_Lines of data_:
--- Begin ---

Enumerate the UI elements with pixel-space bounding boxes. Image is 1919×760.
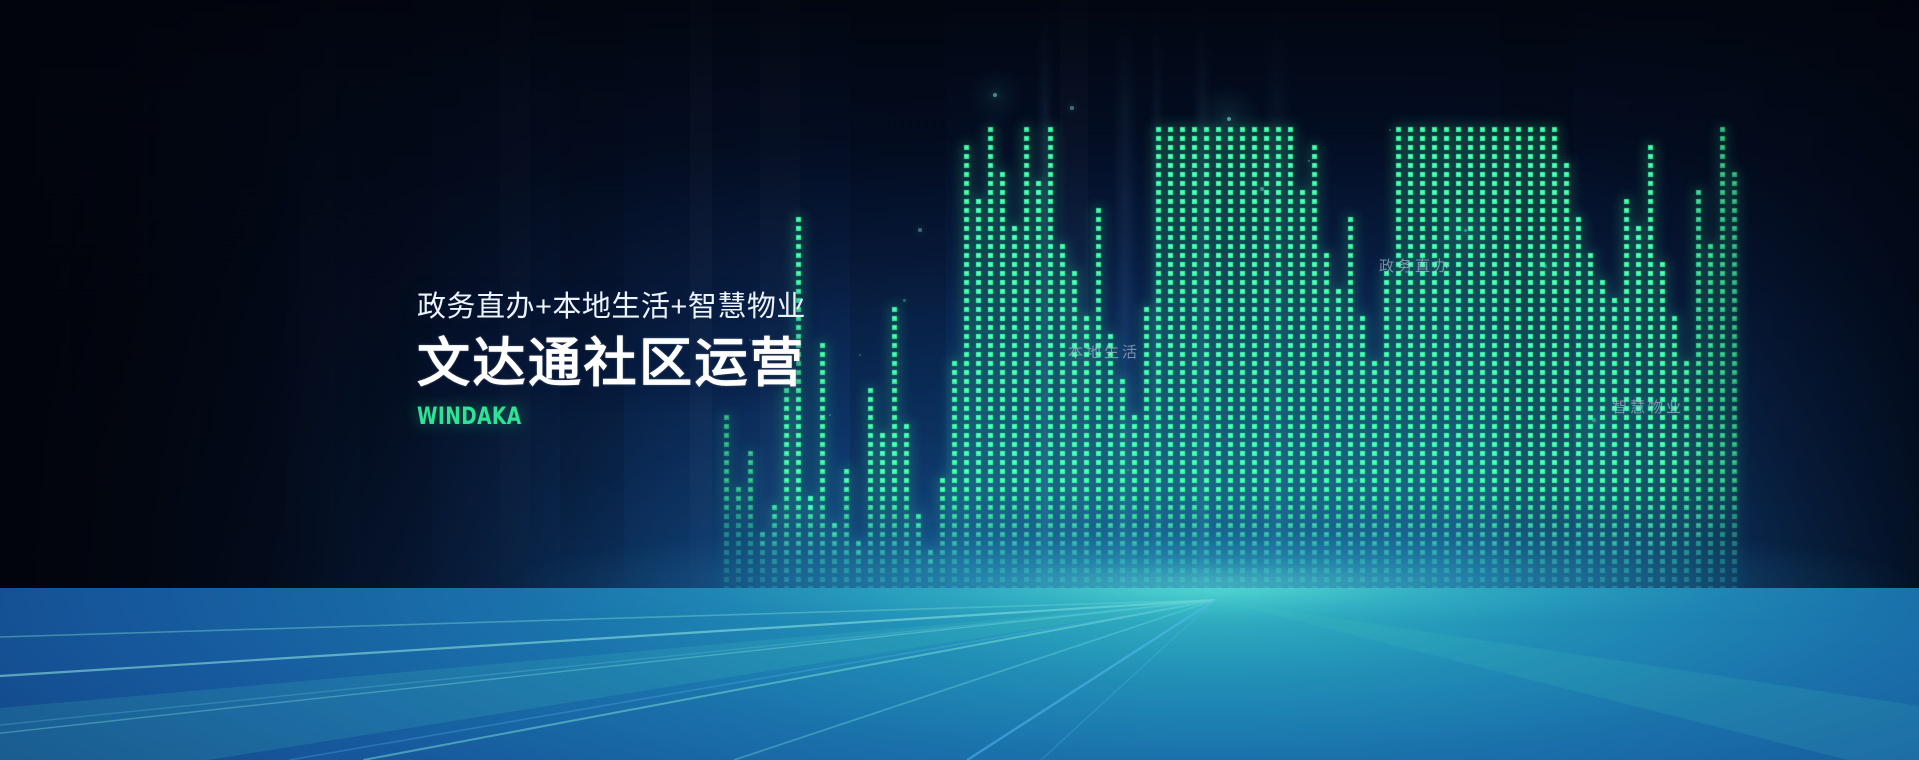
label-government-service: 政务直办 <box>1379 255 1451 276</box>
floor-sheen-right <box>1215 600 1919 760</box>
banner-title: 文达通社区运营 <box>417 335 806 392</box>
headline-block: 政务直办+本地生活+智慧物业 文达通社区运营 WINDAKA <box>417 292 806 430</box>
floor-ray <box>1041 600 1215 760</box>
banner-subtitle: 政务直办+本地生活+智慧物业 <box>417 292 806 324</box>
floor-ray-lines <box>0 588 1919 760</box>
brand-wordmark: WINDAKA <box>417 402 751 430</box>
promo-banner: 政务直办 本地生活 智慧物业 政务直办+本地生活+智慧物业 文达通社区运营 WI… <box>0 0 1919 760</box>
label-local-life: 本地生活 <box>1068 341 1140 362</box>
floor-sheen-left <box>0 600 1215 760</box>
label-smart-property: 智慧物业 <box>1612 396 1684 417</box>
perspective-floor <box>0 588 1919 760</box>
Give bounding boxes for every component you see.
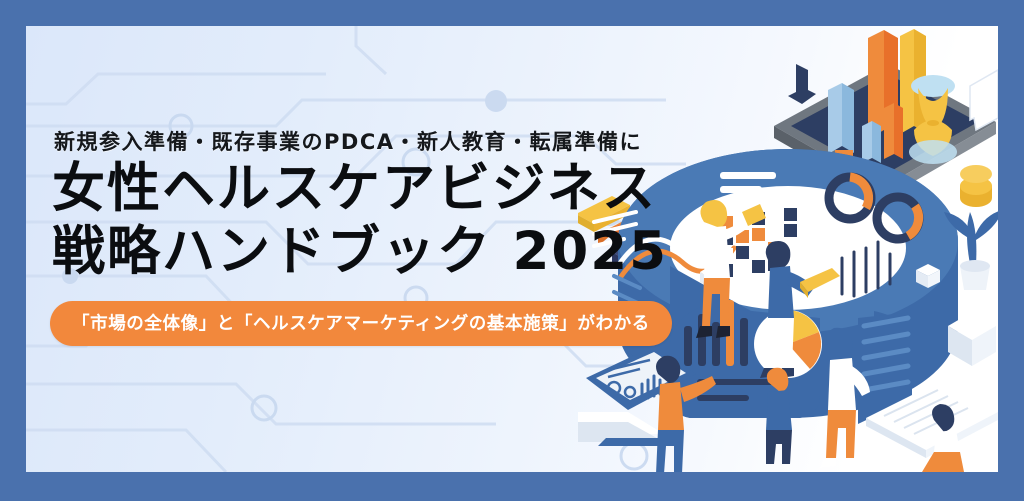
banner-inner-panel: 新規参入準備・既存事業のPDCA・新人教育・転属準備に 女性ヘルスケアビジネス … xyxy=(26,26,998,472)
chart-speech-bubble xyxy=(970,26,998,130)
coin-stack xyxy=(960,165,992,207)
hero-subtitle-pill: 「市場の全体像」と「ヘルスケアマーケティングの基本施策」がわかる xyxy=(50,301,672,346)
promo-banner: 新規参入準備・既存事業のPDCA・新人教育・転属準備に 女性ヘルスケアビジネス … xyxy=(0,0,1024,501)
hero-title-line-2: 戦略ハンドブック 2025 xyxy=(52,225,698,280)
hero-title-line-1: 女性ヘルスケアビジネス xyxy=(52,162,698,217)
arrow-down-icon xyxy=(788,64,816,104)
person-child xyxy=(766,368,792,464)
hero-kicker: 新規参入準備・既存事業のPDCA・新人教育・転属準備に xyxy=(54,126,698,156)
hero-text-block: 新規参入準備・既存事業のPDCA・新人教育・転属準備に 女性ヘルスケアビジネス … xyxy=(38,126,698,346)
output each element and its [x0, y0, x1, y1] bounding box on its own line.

--- End ---

_Set problem_: Count the lines in the records above that contain the string "label". Provide only the number.

_Output below_: 3